• Task goal
Leave out the pictures and return every entry exactly as it appears.

• Material shown
BEGIN
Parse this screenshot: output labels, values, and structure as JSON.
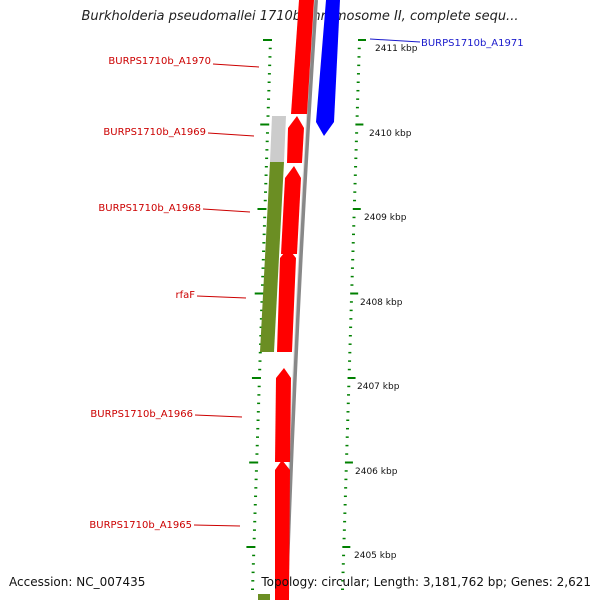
{
  "title": "Burkholderia pseudomallei 1710b chromosome II, complete sequ...",
  "footer": {
    "accession": "Accession: NC_007435",
    "topology": "Topology: circular; Length: 3,181,762 bp; Genes: 2,621"
  },
  "gene_labels": [
    {
      "text": "BURPS1710b_A1970",
      "color": "#cc0000"
    },
    {
      "text": "BURPS1710b_A1969",
      "color": "#cc0000"
    },
    {
      "text": "BURPS1710b_A1968",
      "color": "#cc0000"
    },
    {
      "text": "rfaF",
      "color": "#cc0000"
    },
    {
      "text": "BURPS1710b_A1966",
      "color": "#cc0000"
    },
    {
      "text": "BURPS1710b_A1965",
      "color": "#cc0000"
    },
    {
      "text": "BURPS1710b_A1971",
      "color": "#1a1acc"
    }
  ],
  "scale_labels": [
    "2411 kbp",
    "2410 kbp",
    "2409 kbp",
    "2408 kbp",
    "2407 kbp",
    "2406 kbp",
    "2405 kbp"
  ],
  "colors": {
    "reverse_cds": "#ff0000",
    "forward_cds": "#0000ff",
    "gene_region": "#6b8e23",
    "rna_gene": "#cccccc",
    "backbone": "#888888",
    "ticks": "#008000"
  }
}
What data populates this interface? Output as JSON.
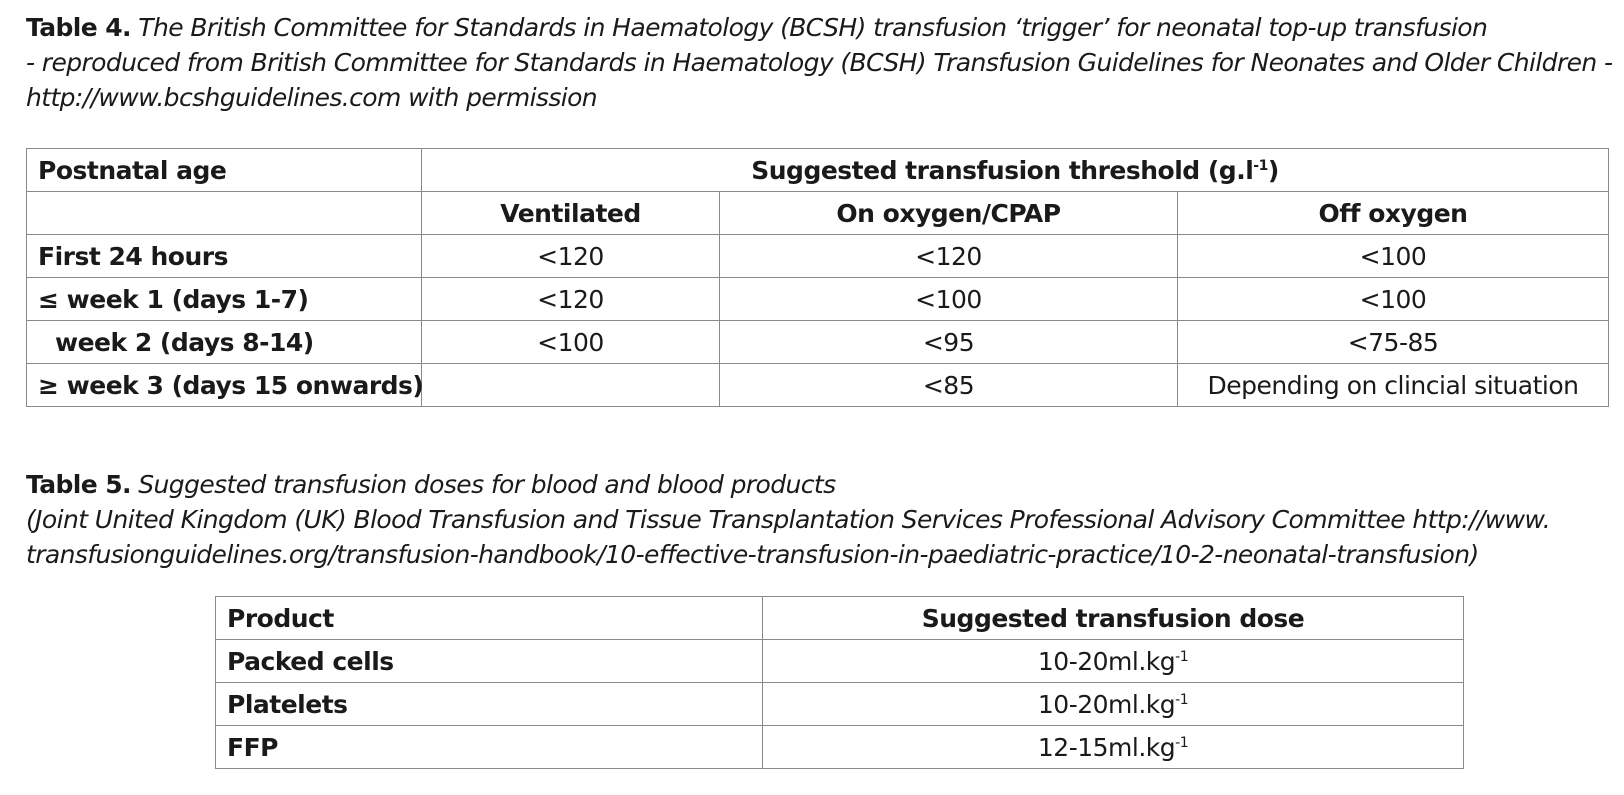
{
  "table4": {
    "caption_label": "Table 4.",
    "caption_lines": [
      "The British Committee for Standards in Haematology (BCSH) transfusion ‘trigger’ for neonatal top-up transfusion",
      "- reproduced from British Committee for Standards in Haematology (BCSH) Transfusion Guidelines for Neonates and Older Children -",
      "http://www.bcshguidelines.com with permission"
    ],
    "header_age": "Postnatal age",
    "header_threshold": "Suggested transfusion threshold (g.l",
    "header_threshold_sup": "-1",
    "header_threshold_close": ")",
    "columns": [
      "Ventilated",
      "On oxygen/CPAP",
      "Off oxygen"
    ],
    "rows": [
      {
        "age": "First 24 hours",
        "values": [
          "<120",
          "<120",
          "<100"
        ]
      },
      {
        "age": "≤ week 1 (days 1-7)",
        "values": [
          "<120",
          "<100",
          "<100"
        ]
      },
      {
        "age": "week 2 (days 8-14)",
        "values": [
          "<100",
          "<95",
          "<75-85"
        ]
      },
      {
        "age": "≥ week 3 (days 15 onwards)",
        "values": [
          "",
          "<85",
          "Depending on clincial situation"
        ]
      }
    ]
  },
  "table5": {
    "caption_label": "Table 5.",
    "caption_lines": [
      "Suggested transfusion doses for blood and blood products",
      "(Joint United Kingdom (UK) Blood Transfusion and Tissue Transplantation Services Professional Advisory Committee http://www.",
      "transfusionguidelines.org/transfusion-handbook/10-effective-transfusion-in-paediatric-practice/10-2-neonatal-transfusion)"
    ],
    "header_product": "Product",
    "header_dose": "Suggested transfusion dose",
    "unit_sup": "-1",
    "rows": [
      {
        "product": "Packed cells",
        "dose": "10-20ml.kg"
      },
      {
        "product": "Platelets",
        "dose": "10-20ml.kg"
      },
      {
        "product": "FFP",
        "dose": "12-15ml.kg"
      }
    ]
  }
}
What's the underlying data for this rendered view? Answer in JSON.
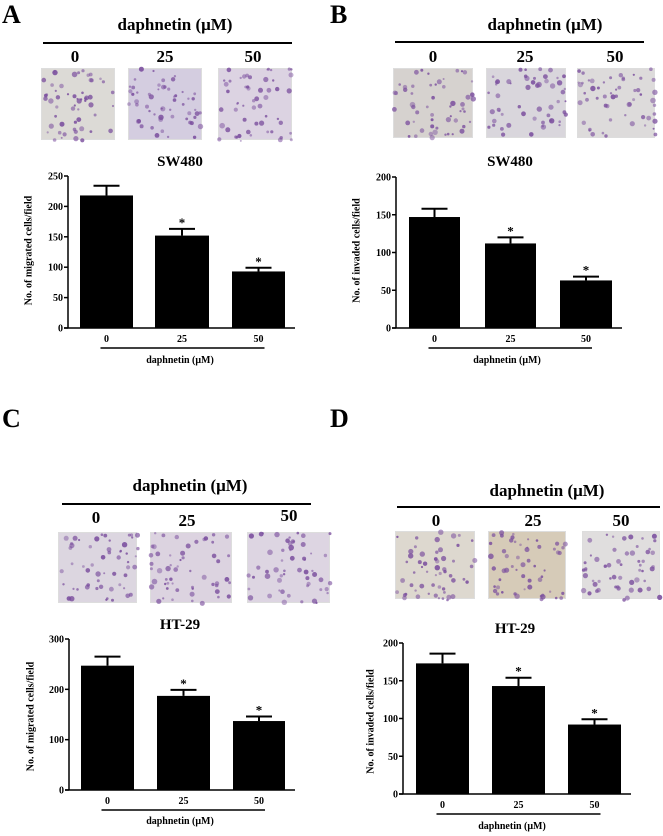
{
  "figure": {
    "panels": [
      {
        "letter": "A",
        "treatment_title": "daphnetin (μM)",
        "concentrations": [
          "0",
          "25",
          "50"
        ],
        "micrograph_tints": [
          "#dcdad6",
          "#d4cde0",
          "#dcd3e2"
        ]
      },
      {
        "letter": "B",
        "treatment_title": "daphnetin (μM)",
        "concentrations": [
          "0",
          "25",
          "50"
        ],
        "micrograph_tints": [
          "#d6d2cf",
          "#d9d6dc",
          "#dddbdb"
        ]
      },
      {
        "letter": "C",
        "treatment_title": "daphnetin (μM)",
        "concentrations": [
          "0",
          "25",
          "50"
        ],
        "micrograph_tints": [
          "#dcd6e0",
          "#dcd3e0",
          "#ddd5e2"
        ]
      },
      {
        "letter": "D",
        "treatment_title": "daphnetin (μM)",
        "concentrations": [
          "0",
          "25",
          "50"
        ],
        "micrograph_tints": [
          "#ddd8cf",
          "#d6cbb8",
          "#e0dede"
        ]
      }
    ],
    "colors": {
      "bar": "#000000",
      "axis": "#000000",
      "cell_stain": "#7b4f9e",
      "background": "#ffffff"
    }
  },
  "chart_data": [
    {
      "panel": "A",
      "type": "bar",
      "title": "SW480",
      "categories": [
        "0",
        "25",
        "50"
      ],
      "values": [
        218,
        152,
        93
      ],
      "error": [
        16,
        11,
        6
      ],
      "significance": [
        "",
        "*",
        "*"
      ],
      "xlabel": "daphnetin (μM)",
      "ylabel": "No. of migrated cells/field",
      "ylim": [
        0,
        250
      ],
      "yticks": [
        "0",
        "50",
        "100",
        "150",
        "200",
        "250"
      ],
      "grid": false
    },
    {
      "panel": "B",
      "type": "bar",
      "title": "SW480",
      "categories": [
        "0",
        "25",
        "50"
      ],
      "values": [
        147,
        112,
        63
      ],
      "error": [
        11,
        8,
        5
      ],
      "significance": [
        "",
        "*",
        "*"
      ],
      "xlabel": "daphnetin (μM)",
      "ylabel": "No. of invaded cells/field",
      "ylim": [
        0,
        200
      ],
      "yticks": [
        "0",
        "50",
        "100",
        "150",
        "200"
      ],
      "grid": false
    },
    {
      "panel": "C",
      "type": "bar",
      "title": "HT-29",
      "categories": [
        "0",
        "25",
        "50"
      ],
      "values": [
        247,
        187,
        137
      ],
      "error": [
        18,
        12,
        9
      ],
      "significance": [
        "",
        "*",
        "*"
      ],
      "xlabel": "daphnetin (μM)",
      "ylabel": "No. of migrated cells/field",
      "ylim": [
        0,
        300
      ],
      "yticks": [
        "0",
        "100",
        "200",
        "300"
      ],
      "grid": false
    },
    {
      "panel": "D",
      "type": "bar",
      "title": "HT-29",
      "categories": [
        "0",
        "25",
        "50"
      ],
      "values": [
        173,
        143,
        92
      ],
      "error": [
        13,
        11,
        7
      ],
      "significance": [
        "",
        "*",
        "*"
      ],
      "xlabel": "daphnetin (μM)",
      "ylabel": "No. of invaded cells/field",
      "ylim": [
        0,
        200
      ],
      "yticks": [
        "0",
        "50",
        "100",
        "150",
        "200"
      ],
      "grid": false
    }
  ]
}
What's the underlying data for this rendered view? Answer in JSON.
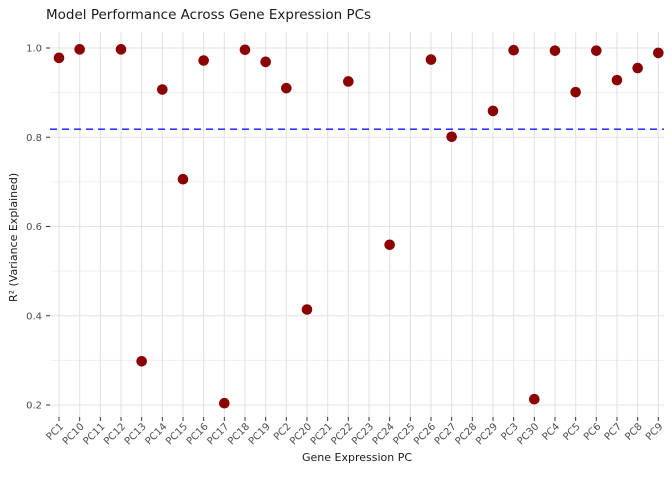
END
• Solved problem
Parse this screenshot: output labels, values, and structure as JSON.
{
  "title": "Burkholderia pseudomallei 1710b chromosome II, complete sequ...",
  "footer": {
    "accession": "Accession: NC_007435",
    "topology": "Topology: circular; Length: 3,181,762 bp; Genes: 2,621"
  },
  "gene_labels": [
    {
      "text": "BURPS1710b_A1970",
      "color": "#cc0000"
    },
    {
      "text": "BURPS1710b_A1969",
      "color": "#cc0000"
    },
    {
      "text": "BURPS1710b_A1968",
      "color": "#cc0000"
    },
    {
      "text": "rfaF",
      "color": "#cc0000"
    },
    {
      "text": "BURPS1710b_A1966",
      "color": "#cc0000"
    },
    {
      "text": "BURPS1710b_A1965",
      "color": "#cc0000"
    },
    {
      "text": "BURPS1710b_A1971",
      "color": "#1a1acc"
    }
  ],
  "scale_labels": [
    "2411 kbp",
    "2410 kbp",
    "2409 kbp",
    "2408 kbp",
    "2407 kbp",
    "2406 kbp",
    "2405 kbp"
  ],
  "colors": {
    "reverse_cds": "#ff0000",
    "forward_cds": "#0000ff",
    "gene_region": "#6b8e23",
    "rna_gene": "#cccccc",
    "backbone": "#888888",
    "ticks": "#008000"
  }
}
What data populates this interface? Output as JSON.
{
  "table4": {
    "caption_label": "Table 4.",
    "caption_lines": [
      "The British Committee for Standards in Haematology (BCSH) transfusion ‘trigger’ for neonatal top-up transfusion",
      "- reproduced from British Committee for Standards in Haematology (BCSH) Transfusion Guidelines for Neonates and Older Children -",
      "http://www.bcshguidelines.com with permission"
    ],
    "header_age": "Postnatal age",
    "header_threshold": "Suggested transfusion threshold (g.l",
    "header_threshold_sup": "-1",
    "header_threshold_close": ")",
    "columns": [
      "Ventilated",
      "On oxygen/CPAP",
      "Off oxygen"
    ],
    "rows": [
      {
        "age": "First 24 hours",
        "values": [
          "<120",
          "<120",
          "<100"
        ]
      },
      {
        "age": "≤ week 1 (days 1-7)",
        "values": [
          "<120",
          "<100",
          "<100"
        ]
      },
      {
        "age": "week 2 (days 8-14)",
        "values": [
          "<100",
          "<95",
          "<75-85"
        ]
      },
      {
        "age": "≥ week 3 (days 15 onwards)",
        "values": [
          "",
          "<85",
          "Depending on clincial situation"
        ]
      }
    ]
  },
  "table5": {
    "caption_label": "Table 5.",
    "caption_lines": [
      "Suggested transfusion doses for blood and blood products",
      "(Joint United Kingdom (UK) Blood Transfusion and Tissue Transplantation Services Professional Advisory Committee http://www.",
      "transfusionguidelines.org/transfusion-handbook/10-effective-transfusion-in-paediatric-practice/10-2-neonatal-transfusion)"
    ],
    "header_product": "Product",
    "header_dose": "Suggested transfusion dose",
    "unit_sup": "-1",
    "rows": [
      {
        "product": "Packed cells",
        "dose": "10-20ml.kg"
      },
      {
        "product": "Platelets",
        "dose": "10-20ml.kg"
      },
      {
        "product": "FFP",
        "dose": "12-15ml.kg"
      }
    ]
  }
}
What's the underlying data for this rendered view? Answer in JSON.
{
  "figure": {
    "panels": [
      {
        "letter": "A",
        "treatment_title": "daphnetin (μM)",
        "concentrations": [
          "0",
          "25",
          "50"
        ],
        "micrograph_tints": [
          "#dcdad6",
          "#d4cde0",
          "#dcd3e2"
        ]
      },
      {
        "letter": "B",
        "treatment_title": "daphnetin (μM)",
        "concentrations": [
          "0",
          "25",
          "50"
        ],
        "micrograph_tints": [
          "#d6d2cf",
          "#d9d6dc",
          "#dddbdb"
        ]
      },
      {
        "letter": "C",
        "treatment_title": "daphnetin (μM)",
        "concentrations": [
          "0",
          "25",
          "50"
        ],
        "micrograph_tints": [
          "#dcd6e0",
          "#dcd3e0",
          "#ddd5e2"
        ]
      },
      {
        "letter": "D",
        "treatment_title": "daphnetin (μM)",
        "concentrations": [
          "0",
          "25",
          "50"
        ],
        "micrograph_tints": [
          "#ddd8cf",
          "#d6cbb8",
          "#e0dede"
        ]
      }
    ],
    "colors": {
      "bar": "#000000",
      "axis": "#000000",
      "cell_stain": "#7b4f9e",
      "background": "#ffffff"
    }
  },
  "chart_data": [
    {
      "panel": "A",
      "type": "bar",
      "title": "SW480",
      "categories": [
        "0",
        "25",
        "50"
      ],
      "values": [
        218,
        152,
        93
      ],
      "error": [
        16,
        11,
        6
      ],
      "significance": [
        "",
        "*",
        "*"
      ],
      "xlabel": "daphnetin (μM)",
      "ylabel": "No. of migrated cells/field",
      "ylim": [
        0,
        250
      ],
      "yticks": [
        "0",
        "50",
        "100",
        "150",
        "200",
        "250"
      ],
      "grid": false
    },
    {
      "panel": "B",
      "type": "bar",
      "title": "SW480",
      "categories": [
        "0",
        "25",
        "50"
      ],
      "values": [
        147,
        112,
        63
      ],
      "error": [
        11,
        8,
        5
      ],
      "significance": [
        "",
        "*",
        "*"
      ],
      "xlabel": "daphnetin (μM)",
      "ylabel": "No. of invaded cells/field",
      "ylim": [
        0,
        200
      ],
      "yticks": [
        "0",
        "50",
        "100",
        "150",
        "200"
      ],
      "grid": false
    },
    {
      "panel": "C",
      "type": "bar",
      "title": "HT-29",
      "categories": [
        "0",
        "25",
        "50"
      ],
      "values": [
        247,
        187,
        137
      ],
      "error": [
        18,
        12,
        9
      ],
      "significance": [
        "",
        "*",
        "*"
      ],
      "xlabel": "daphnetin (μM)",
      "ylabel": "No. of migrated cells/field",
      "ylim": [
        0,
        300
      ],
      "yticks": [
        "0",
        "100",
        "200",
        "300"
      ],
      "grid": false
    },
    {
      "panel": "D",
      "type": "bar",
      "title": "HT-29",
      "categories": [
        "0",
        "25",
        "50"
      ],
      "values": [
        173,
        143,
        92
      ],
      "error": [
        13,
        11,
        7
      ],
      "significance": [
        "",
        "*",
        "*"
      ],
      "xlabel": "daphnetin (μM)",
      "ylabel": "No. of invaded cells/field",
      "ylim": [
        0,
        200
      ],
      "yticks": [
        "0",
        "50",
        "100",
        "150",
        "200"
      ],
      "grid": false
    }
  ]
}
What's the underlying data for this rendered view? Answer in JSON.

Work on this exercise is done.